Search the material for the word "structures" and copy each line that holds it.

» **GIVEN RECORDS**:
:::
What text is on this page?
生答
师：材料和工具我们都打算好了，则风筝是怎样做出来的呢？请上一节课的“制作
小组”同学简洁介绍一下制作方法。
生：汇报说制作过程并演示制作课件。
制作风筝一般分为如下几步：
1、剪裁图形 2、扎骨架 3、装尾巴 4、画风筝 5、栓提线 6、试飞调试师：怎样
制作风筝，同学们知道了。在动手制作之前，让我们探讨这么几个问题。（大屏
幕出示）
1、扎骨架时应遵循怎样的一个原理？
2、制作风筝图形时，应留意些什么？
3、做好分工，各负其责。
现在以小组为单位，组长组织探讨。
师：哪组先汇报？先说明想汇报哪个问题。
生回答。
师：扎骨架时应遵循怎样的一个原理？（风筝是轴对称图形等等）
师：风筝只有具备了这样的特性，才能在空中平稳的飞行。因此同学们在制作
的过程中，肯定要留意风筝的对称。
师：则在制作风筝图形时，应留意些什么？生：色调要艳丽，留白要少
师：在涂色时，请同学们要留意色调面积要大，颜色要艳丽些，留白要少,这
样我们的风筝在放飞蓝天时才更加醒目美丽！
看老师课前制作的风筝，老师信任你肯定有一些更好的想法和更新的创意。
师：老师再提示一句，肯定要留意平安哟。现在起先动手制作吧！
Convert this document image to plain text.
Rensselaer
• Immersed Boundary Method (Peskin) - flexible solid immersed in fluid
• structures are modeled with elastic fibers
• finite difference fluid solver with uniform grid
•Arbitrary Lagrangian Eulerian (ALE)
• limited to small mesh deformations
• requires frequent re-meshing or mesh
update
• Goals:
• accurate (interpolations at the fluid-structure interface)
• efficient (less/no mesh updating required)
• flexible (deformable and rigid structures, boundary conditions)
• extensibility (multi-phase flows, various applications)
:::
» **EXERCISE RESPONSE**:
• structures are modeled with elastic fibers
• flexible (deformable and rigid structures, boundary conditions)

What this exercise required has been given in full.